* [Your objective] Search the material for the string "nSea" and copy each line where it occurs.

Extracted data entries:
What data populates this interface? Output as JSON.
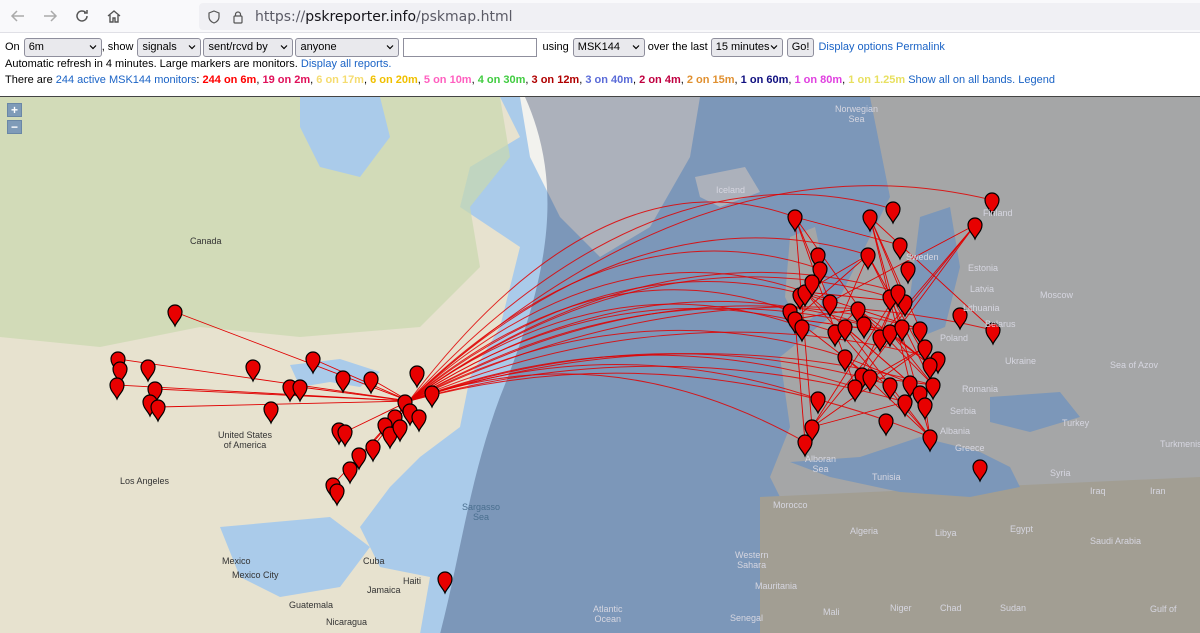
{
  "browser": {
    "url_prefix": "https://",
    "url_host": "pskreporter.info",
    "url_path": "/pskmap.html"
  },
  "controls": {
    "on_label": "On",
    "band_value": "6m",
    "show_label": ", show",
    "show_value": "signals",
    "direction_value": "sent/rcvd by",
    "who_value": "anyone",
    "callsign_value": "",
    "using_label": "using",
    "mode_value": "MSK144",
    "over_label": "over the last",
    "period_value": "15 minutes",
    "go_label": "Go!",
    "display_options": "Display options",
    "permalink": "Permalink",
    "refresh_text": "Automatic refresh in 4 minutes. Large markers are monitors.",
    "display_all": "Display all reports.",
    "there_are": "There are",
    "active_monitors": "244 active MSK144 monitors",
    "colon": ":",
    "bands": [
      {
        "text": "244 on 6m",
        "color": "#ff0000"
      },
      {
        "text": "19 on 2m",
        "color": "#e0105a"
      },
      {
        "text": "6 on 17m",
        "color": "#f5dc70"
      },
      {
        "text": "6 on 20m",
        "color": "#f0c000"
      },
      {
        "text": "5 on 10m",
        "color": "#ff60c0"
      },
      {
        "text": "4 on 30m",
        "color": "#40cc40"
      },
      {
        "text": "3 on 12m",
        "color": "#b00000"
      },
      {
        "text": "3 on 40m",
        "color": "#5a6bd8"
      },
      {
        "text": "2 on 4m",
        "color": "#c00040"
      },
      {
        "text": "2 on 15m",
        "color": "#e09030"
      },
      {
        "text": "1 on 60m",
        "color": "#101080"
      },
      {
        "text": "1 on 80m",
        "color": "#e040e0"
      },
      {
        "text": "1 on 1.25m",
        "color": "#e8e060"
      }
    ],
    "show_all": "Show all on all bands.",
    "legend": "Legend"
  },
  "map": {
    "zoom_in": "+",
    "zoom_out": "−",
    "labels": {
      "norwegian_sea": "Norwegian\nSea",
      "iceland": "Iceland",
      "canada": "Canada",
      "finland": "Finland",
      "sweden": "Sweden",
      "estonia": "Estonia",
      "latvia": "Latvia",
      "lithuania": "Lithuania",
      "belarus": "Belarus",
      "moscow": "Moscow",
      "poland": "Poland",
      "ukraine": "Ukraine",
      "romania": "Romania",
      "sea_of_azov": "Sea of Azov",
      "serbia": "Serbia",
      "albania": "Albania",
      "greece": "Greece",
      "turkey": "Turkey",
      "turkmenistan": "Turkmenis",
      "iraq": "Iraq",
      "syria": "Syria",
      "iran": "Iran",
      "saudi_arabia": "Saudi Arabia",
      "egypt": "Egypt",
      "libya": "Libya",
      "algeria": "Algeria",
      "tunisia": "Tunisia",
      "morocco": "Morocco",
      "mali": "Mali",
      "niger": "Niger",
      "chad": "Chad",
      "sudan": "Sudan",
      "western_sahara": "Western\nSahara",
      "mauritania": "Mauritania",
      "senegal": "Senegal",
      "gulf_of": "Gulf of",
      "alboran": "Alboran\nSea",
      "united_states": "United States\nof America",
      "los_angeles": "Los Angeles",
      "mexico": "Mexico",
      "mexico_city": "Mexico City",
      "cuba": "Cuba",
      "haiti": "Haiti",
      "jamaica": "Jamaica",
      "guatemala": "Guatemala",
      "nicaragua": "Nicaragua",
      "sargasso": "Sargasso\nSea",
      "atlantic": "Atlantic\nOcean"
    }
  }
}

* [Written response]
      "norwegian_sea": "Norwegian\nSea",
      "alboran": "Alboran\nSea",
      "sargasso": "Sargasso\nSea",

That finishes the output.